-- BEGIN INFORMATION PROVIDED --
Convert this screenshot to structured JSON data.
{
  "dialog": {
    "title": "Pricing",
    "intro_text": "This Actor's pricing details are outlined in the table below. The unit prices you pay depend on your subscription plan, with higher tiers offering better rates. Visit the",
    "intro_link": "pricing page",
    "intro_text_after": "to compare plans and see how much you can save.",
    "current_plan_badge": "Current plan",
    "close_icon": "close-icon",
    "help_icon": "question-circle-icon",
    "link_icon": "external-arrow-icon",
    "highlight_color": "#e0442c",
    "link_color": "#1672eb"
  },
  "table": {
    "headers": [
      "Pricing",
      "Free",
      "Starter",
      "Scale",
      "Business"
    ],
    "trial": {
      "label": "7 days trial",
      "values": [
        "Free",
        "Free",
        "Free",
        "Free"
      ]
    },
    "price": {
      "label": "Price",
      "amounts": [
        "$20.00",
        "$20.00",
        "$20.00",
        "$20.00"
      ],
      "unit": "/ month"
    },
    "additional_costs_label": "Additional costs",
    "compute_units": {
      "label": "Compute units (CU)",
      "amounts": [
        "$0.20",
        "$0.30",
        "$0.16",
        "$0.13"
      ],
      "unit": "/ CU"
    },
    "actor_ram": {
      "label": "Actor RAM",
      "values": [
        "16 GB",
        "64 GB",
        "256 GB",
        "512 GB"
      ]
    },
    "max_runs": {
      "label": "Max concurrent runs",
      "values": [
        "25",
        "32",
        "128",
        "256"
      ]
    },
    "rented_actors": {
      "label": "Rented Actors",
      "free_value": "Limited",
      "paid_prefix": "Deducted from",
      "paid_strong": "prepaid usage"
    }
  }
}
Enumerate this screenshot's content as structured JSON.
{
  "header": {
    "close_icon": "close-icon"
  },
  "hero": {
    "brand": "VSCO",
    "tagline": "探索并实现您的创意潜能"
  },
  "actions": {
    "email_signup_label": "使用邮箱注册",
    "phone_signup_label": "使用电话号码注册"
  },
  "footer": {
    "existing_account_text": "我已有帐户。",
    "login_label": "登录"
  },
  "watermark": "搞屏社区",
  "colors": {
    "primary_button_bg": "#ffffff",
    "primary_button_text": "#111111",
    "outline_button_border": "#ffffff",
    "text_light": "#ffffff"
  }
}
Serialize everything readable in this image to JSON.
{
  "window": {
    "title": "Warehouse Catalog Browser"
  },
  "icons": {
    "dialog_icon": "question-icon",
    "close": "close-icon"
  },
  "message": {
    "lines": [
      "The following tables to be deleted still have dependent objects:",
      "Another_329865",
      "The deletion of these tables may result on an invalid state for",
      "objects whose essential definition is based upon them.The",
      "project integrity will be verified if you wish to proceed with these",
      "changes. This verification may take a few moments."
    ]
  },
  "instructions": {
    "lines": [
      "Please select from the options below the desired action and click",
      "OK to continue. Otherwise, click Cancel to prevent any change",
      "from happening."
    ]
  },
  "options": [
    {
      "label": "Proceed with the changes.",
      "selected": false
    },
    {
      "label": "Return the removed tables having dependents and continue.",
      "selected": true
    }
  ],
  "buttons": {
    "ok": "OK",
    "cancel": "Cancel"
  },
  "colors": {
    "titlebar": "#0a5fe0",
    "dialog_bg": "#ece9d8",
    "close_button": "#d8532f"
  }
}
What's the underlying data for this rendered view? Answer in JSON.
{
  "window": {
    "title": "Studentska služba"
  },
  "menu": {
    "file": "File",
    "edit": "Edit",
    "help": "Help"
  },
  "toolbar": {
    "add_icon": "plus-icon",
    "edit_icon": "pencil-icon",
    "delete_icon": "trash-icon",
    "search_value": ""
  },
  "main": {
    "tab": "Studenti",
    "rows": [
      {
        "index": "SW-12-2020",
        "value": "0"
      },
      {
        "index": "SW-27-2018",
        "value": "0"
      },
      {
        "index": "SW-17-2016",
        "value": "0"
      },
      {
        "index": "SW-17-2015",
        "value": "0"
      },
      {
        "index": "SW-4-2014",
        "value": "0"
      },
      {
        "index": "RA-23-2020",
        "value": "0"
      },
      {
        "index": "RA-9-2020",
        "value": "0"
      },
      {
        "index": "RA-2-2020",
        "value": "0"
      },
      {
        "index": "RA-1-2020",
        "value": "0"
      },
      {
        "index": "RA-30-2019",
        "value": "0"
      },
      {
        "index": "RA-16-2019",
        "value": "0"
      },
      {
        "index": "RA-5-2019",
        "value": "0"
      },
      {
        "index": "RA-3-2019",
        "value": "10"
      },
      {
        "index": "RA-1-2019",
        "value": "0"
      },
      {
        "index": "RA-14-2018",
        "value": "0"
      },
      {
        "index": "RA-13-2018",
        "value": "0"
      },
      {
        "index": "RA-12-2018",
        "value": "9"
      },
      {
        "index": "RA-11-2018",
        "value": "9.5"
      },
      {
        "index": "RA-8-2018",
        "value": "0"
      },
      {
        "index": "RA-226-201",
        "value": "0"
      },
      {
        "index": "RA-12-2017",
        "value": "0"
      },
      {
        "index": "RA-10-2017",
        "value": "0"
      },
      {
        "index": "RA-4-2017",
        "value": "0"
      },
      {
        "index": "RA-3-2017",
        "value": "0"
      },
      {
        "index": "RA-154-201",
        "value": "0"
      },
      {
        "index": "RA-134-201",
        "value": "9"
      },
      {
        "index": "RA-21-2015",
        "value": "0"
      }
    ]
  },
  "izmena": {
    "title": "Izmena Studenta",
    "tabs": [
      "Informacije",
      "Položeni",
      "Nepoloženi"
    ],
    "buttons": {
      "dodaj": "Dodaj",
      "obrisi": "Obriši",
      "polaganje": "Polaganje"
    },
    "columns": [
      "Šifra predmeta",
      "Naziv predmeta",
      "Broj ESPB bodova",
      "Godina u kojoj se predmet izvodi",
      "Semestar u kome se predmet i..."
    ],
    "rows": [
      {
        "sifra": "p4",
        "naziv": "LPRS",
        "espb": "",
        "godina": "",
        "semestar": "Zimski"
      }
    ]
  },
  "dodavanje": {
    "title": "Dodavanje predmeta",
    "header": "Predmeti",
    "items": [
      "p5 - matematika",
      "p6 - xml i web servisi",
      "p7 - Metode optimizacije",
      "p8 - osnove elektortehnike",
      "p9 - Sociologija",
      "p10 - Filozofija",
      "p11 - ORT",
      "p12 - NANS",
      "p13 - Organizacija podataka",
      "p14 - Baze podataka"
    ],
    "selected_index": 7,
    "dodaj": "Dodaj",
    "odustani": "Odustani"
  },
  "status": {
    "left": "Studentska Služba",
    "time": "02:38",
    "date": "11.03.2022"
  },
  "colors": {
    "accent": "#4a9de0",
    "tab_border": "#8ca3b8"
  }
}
-- END INFORMATION PROVIDED --
• _PROBLEM STATEMENT_:
Look for lines containing the string "JSON" and copy them all.

• _EXPECTED ANSWER_:
Convert this screenshot to structured JSON data.
Enumerate this screenshot's content as structured JSON.
Serialize everything readable in this image to JSON.
What's the underlying data for this rendered view? Answer in JSON.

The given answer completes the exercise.